_Challenge_
Pictures do not belong in the copy; quote every entry below exactly.

_Extracted data_
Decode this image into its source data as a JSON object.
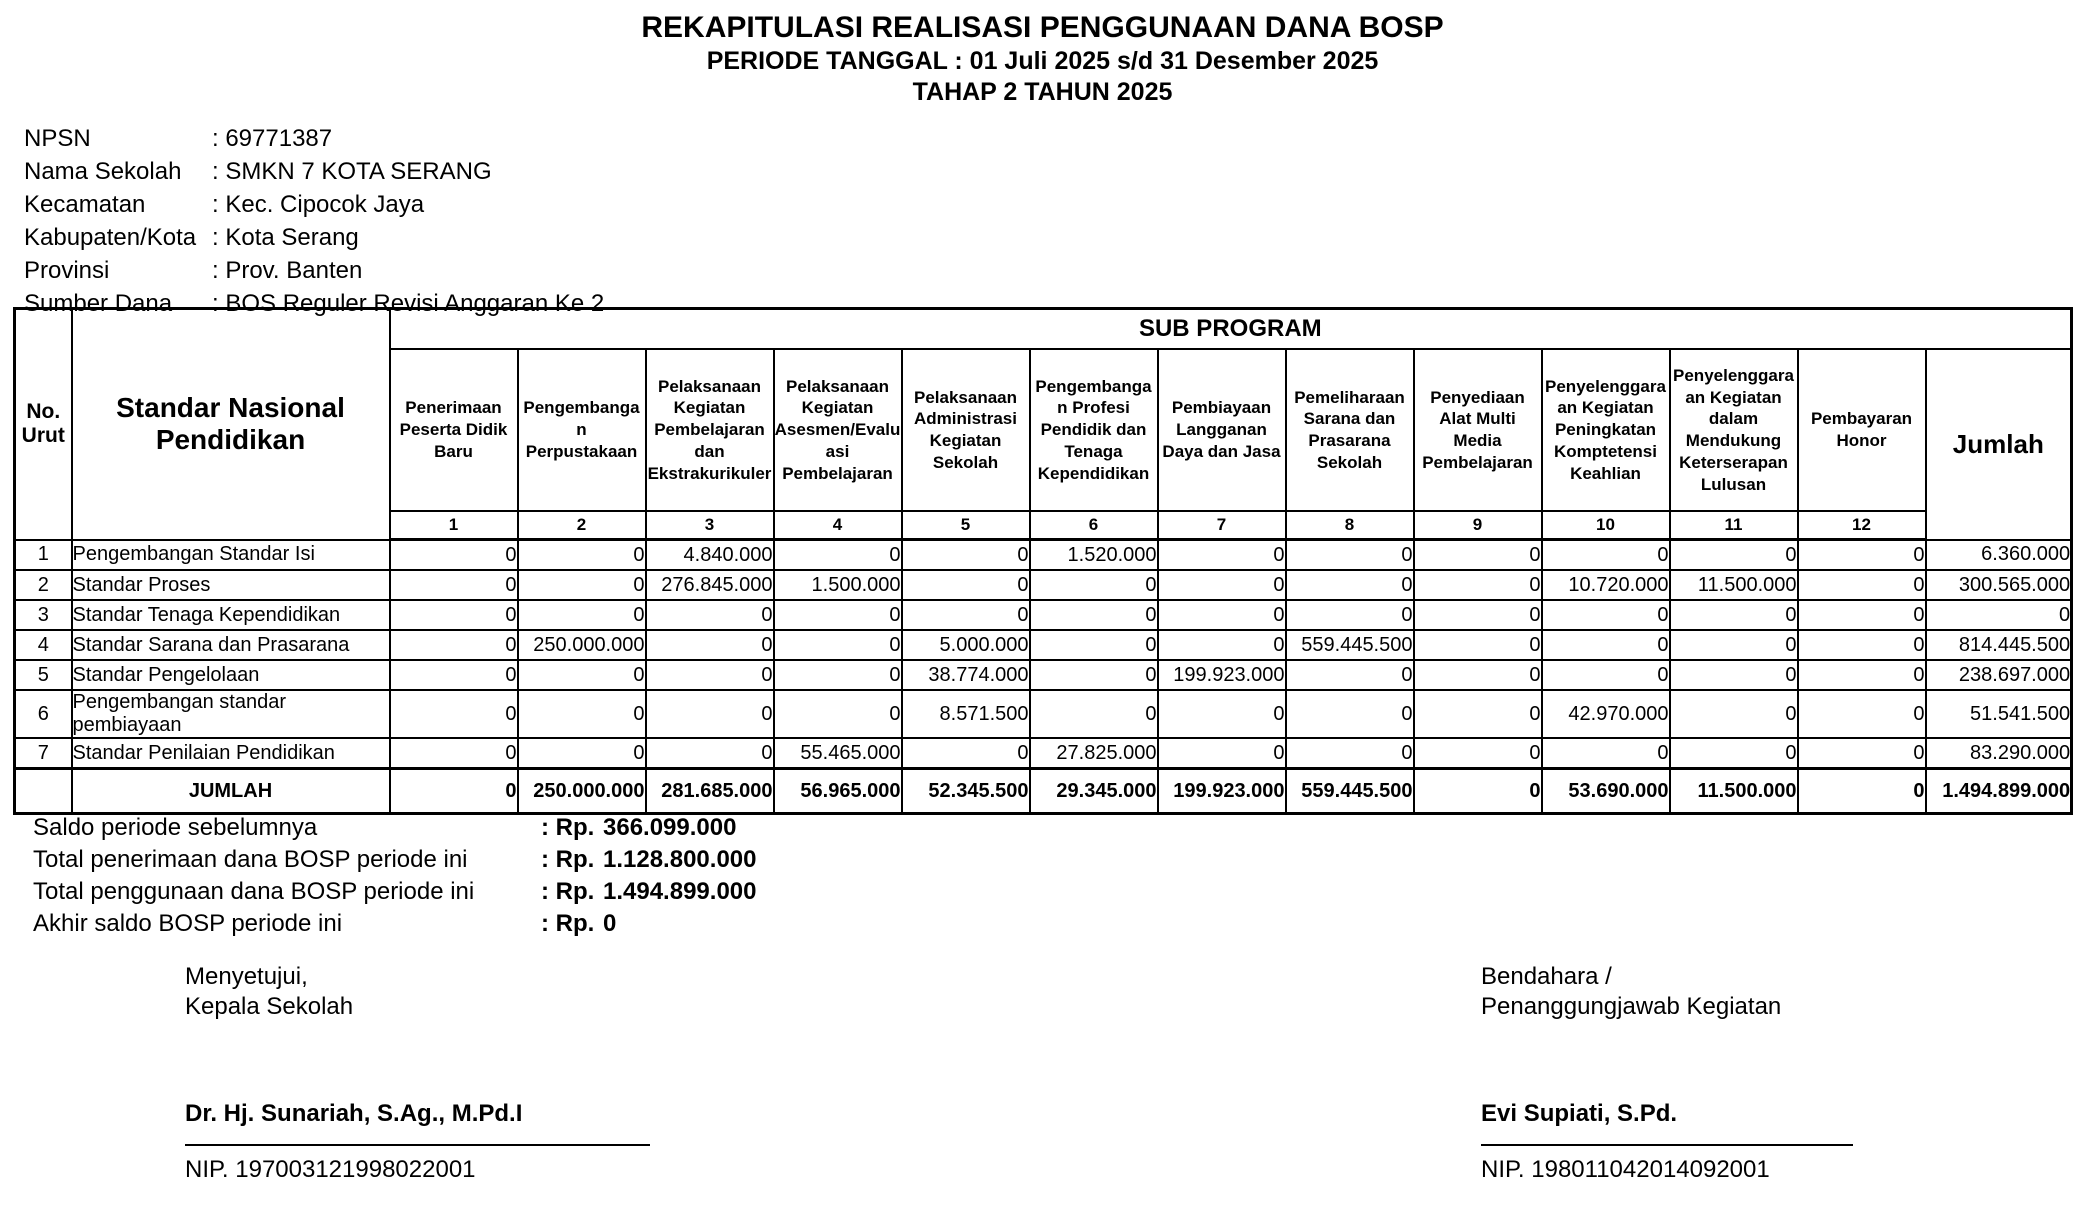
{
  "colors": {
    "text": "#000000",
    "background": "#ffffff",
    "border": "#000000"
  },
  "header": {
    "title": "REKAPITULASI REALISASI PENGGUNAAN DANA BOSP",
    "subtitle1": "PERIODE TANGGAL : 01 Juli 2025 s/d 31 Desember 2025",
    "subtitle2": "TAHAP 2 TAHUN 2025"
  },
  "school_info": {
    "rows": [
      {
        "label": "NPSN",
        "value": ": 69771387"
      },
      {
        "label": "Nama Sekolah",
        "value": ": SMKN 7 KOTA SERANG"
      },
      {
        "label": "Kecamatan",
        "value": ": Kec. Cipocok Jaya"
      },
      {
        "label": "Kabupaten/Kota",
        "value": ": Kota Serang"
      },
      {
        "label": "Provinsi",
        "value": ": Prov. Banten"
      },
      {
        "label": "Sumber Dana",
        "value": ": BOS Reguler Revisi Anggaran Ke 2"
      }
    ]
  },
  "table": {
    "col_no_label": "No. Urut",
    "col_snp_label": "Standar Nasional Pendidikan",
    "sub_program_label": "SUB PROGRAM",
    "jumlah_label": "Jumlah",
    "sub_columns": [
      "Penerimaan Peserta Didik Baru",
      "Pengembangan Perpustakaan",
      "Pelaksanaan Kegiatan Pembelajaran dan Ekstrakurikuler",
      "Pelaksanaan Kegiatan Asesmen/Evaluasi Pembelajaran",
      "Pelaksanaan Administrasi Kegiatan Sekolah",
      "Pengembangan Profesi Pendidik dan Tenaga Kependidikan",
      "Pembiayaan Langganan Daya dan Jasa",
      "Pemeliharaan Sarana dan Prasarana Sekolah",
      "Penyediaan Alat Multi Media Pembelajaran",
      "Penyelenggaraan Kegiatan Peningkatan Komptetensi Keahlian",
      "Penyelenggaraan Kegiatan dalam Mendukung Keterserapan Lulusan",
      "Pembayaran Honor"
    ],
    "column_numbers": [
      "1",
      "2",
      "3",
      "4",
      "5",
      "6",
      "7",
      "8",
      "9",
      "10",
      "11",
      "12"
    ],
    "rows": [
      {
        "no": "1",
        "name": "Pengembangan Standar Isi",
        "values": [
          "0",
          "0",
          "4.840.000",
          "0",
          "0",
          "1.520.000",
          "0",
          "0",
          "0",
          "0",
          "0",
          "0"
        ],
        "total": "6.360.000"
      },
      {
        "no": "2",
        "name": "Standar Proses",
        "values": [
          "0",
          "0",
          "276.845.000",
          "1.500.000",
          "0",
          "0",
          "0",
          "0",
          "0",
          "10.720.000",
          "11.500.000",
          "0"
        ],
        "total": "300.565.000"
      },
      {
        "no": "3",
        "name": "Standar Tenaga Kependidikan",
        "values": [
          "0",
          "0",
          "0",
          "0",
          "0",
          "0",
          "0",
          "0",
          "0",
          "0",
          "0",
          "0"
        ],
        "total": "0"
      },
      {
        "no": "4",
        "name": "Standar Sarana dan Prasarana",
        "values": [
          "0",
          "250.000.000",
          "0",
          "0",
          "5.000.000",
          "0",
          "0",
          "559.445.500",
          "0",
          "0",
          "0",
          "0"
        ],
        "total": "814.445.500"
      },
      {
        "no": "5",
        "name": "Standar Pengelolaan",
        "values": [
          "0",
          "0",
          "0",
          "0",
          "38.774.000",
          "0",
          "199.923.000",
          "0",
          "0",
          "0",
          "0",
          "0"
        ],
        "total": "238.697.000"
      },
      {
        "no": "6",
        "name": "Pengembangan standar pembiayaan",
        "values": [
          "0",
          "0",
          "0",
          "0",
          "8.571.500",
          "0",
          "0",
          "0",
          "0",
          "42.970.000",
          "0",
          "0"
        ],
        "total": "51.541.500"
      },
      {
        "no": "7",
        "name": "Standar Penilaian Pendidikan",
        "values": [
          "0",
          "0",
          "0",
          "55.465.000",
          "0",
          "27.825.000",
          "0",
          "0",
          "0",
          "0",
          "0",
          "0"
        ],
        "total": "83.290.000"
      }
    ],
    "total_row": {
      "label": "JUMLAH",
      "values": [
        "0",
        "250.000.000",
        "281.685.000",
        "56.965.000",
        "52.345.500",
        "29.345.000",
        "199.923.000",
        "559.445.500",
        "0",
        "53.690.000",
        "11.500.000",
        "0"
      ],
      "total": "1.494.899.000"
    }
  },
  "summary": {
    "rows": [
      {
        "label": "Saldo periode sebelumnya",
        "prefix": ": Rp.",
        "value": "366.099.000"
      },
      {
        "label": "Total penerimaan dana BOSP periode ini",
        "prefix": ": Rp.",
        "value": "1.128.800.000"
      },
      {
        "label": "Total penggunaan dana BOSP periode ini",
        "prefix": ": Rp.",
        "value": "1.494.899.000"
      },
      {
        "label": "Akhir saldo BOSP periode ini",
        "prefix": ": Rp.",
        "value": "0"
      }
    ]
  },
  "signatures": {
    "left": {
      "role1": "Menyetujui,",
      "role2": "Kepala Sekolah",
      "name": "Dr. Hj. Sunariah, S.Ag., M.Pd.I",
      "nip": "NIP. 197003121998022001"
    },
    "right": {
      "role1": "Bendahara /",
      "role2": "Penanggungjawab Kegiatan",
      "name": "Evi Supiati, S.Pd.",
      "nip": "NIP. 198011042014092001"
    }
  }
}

_Reply_
Decode this image into its source data as a JSON object.
{
  "colors": {
    "text": "#000000",
    "background": "#ffffff",
    "border": "#000000"
  },
  "header": {
    "title": "REKAPITULASI REALISASI PENGGUNAAN DANA BOSP",
    "subtitle1": "PERIODE TANGGAL : 01 Juli 2025 s/d 31 Desember 2025",
    "subtitle2": "TAHAP 2 TAHUN 2025"
  },
  "school_info": {
    "rows": [
      {
        "label": "NPSN",
        "value": ": 69771387"
      },
      {
        "label": "Nama Sekolah",
        "value": ": SMKN 7 KOTA SERANG"
      },
      {
        "label": "Kecamatan",
        "value": ": Kec. Cipocok Jaya"
      },
      {
        "label": "Kabupaten/Kota",
        "value": ": Kota Serang"
      },
      {
        "label": "Provinsi",
        "value": ": Prov. Banten"
      },
      {
        "label": "Sumber Dana",
        "value": ": BOS Reguler Revisi Anggaran Ke 2"
      }
    ]
  },
  "table": {
    "col_no_label": "No. Urut",
    "col_snp_label": "Standar Nasional Pendidikan",
    "sub_program_label": "SUB PROGRAM",
    "jumlah_label": "Jumlah",
    "sub_columns": [
      "Penerimaan Peserta Didik Baru",
      "Pengembangan Perpustakaan",
      "Pelaksanaan Kegiatan Pembelajaran dan Ekstrakurikuler",
      "Pelaksanaan Kegiatan Asesmen/Evaluasi Pembelajaran",
      "Pelaksanaan Administrasi Kegiatan Sekolah",
      "Pengembangan Profesi Pendidik dan Tenaga Kependidikan",
      "Pembiayaan Langganan Daya dan Jasa",
      "Pemeliharaan Sarana dan Prasarana Sekolah",
      "Penyediaan Alat Multi Media Pembelajaran",
      "Penyelenggaraan Kegiatan Peningkatan Komptetensi Keahlian",
      "Penyelenggaraan Kegiatan dalam Mendukung Keterserapan Lulusan",
      "Pembayaran Honor"
    ],
    "column_numbers": [
      "1",
      "2",
      "3",
      "4",
      "5",
      "6",
      "7",
      "8",
      "9",
      "10",
      "11",
      "12"
    ],
    "rows": [
      {
        "no": "1",
        "name": "Pengembangan Standar Isi",
        "values": [
          "0",
          "0",
          "4.840.000",
          "0",
          "0",
          "1.520.000",
          "0",
          "0",
          "0",
          "0",
          "0",
          "0"
        ],
        "total": "6.360.000"
      },
      {
        "no": "2",
        "name": "Standar Proses",
        "values": [
          "0",
          "0",
          "276.845.000",
          "1.500.000",
          "0",
          "0",
          "0",
          "0",
          "0",
          "10.720.000",
          "11.500.000",
          "0"
        ],
        "total": "300.565.000"
      },
      {
        "no": "3",
        "name": "Standar Tenaga Kependidikan",
        "values": [
          "0",
          "0",
          "0",
          "0",
          "0",
          "0",
          "0",
          "0",
          "0",
          "0",
          "0",
          "0"
        ],
        "total": "0"
      },
      {
        "no": "4",
        "name": "Standar Sarana dan Prasarana",
        "values": [
          "0",
          "250.000.000",
          "0",
          "0",
          "5.000.000",
          "0",
          "0",
          "559.445.500",
          "0",
          "0",
          "0",
          "0"
        ],
        "total": "814.445.500"
      },
      {
        "no": "5",
        "name": "Standar Pengelolaan",
        "values": [
          "0",
          "0",
          "0",
          "0",
          "38.774.000",
          "0",
          "199.923.000",
          "0",
          "0",
          "0",
          "0",
          "0"
        ],
        "total": "238.697.000"
      },
      {
        "no": "6",
        "name": "Pengembangan standar pembiayaan",
        "values": [
          "0",
          "0",
          "0",
          "0",
          "8.571.500",
          "0",
          "0",
          "0",
          "0",
          "42.970.000",
          "0",
          "0"
        ],
        "total": "51.541.500"
      },
      {
        "no": "7",
        "name": "Standar Penilaian Pendidikan",
        "values": [
          "0",
          "0",
          "0",
          "55.465.000",
          "0",
          "27.825.000",
          "0",
          "0",
          "0",
          "0",
          "0",
          "0"
        ],
        "total": "83.290.000"
      }
    ],
    "total_row": {
      "label": "JUMLAH",
      "values": [
        "0",
        "250.000.000",
        "281.685.000",
        "56.965.000",
        "52.345.500",
        "29.345.000",
        "199.923.000",
        "559.445.500",
        "0",
        "53.690.000",
        "11.500.000",
        "0"
      ],
      "total": "1.494.899.000"
    }
  },
  "summary": {
    "rows": [
      {
        "label": "Saldo periode sebelumnya",
        "prefix": ": Rp.",
        "value": "366.099.000"
      },
      {
        "label": "Total penerimaan dana BOSP periode ini",
        "prefix": ": Rp.",
        "value": "1.128.800.000"
      },
      {
        "label": "Total penggunaan dana BOSP periode ini",
        "prefix": ": Rp.",
        "value": "1.494.899.000"
      },
      {
        "label": "Akhir saldo BOSP periode ini",
        "prefix": ": Rp.",
        "value": "0"
      }
    ]
  },
  "signatures": {
    "left": {
      "role1": "Menyetujui,",
      "role2": "Kepala Sekolah",
      "name": "Dr. Hj. Sunariah, S.Ag., M.Pd.I",
      "nip": "NIP. 197003121998022001"
    },
    "right": {
      "role1": "Bendahara /",
      "role2": "Penanggungjawab Kegiatan",
      "name": "Evi Supiati, S.Pd.",
      "nip": "NIP. 198011042014092001"
    }
  }
}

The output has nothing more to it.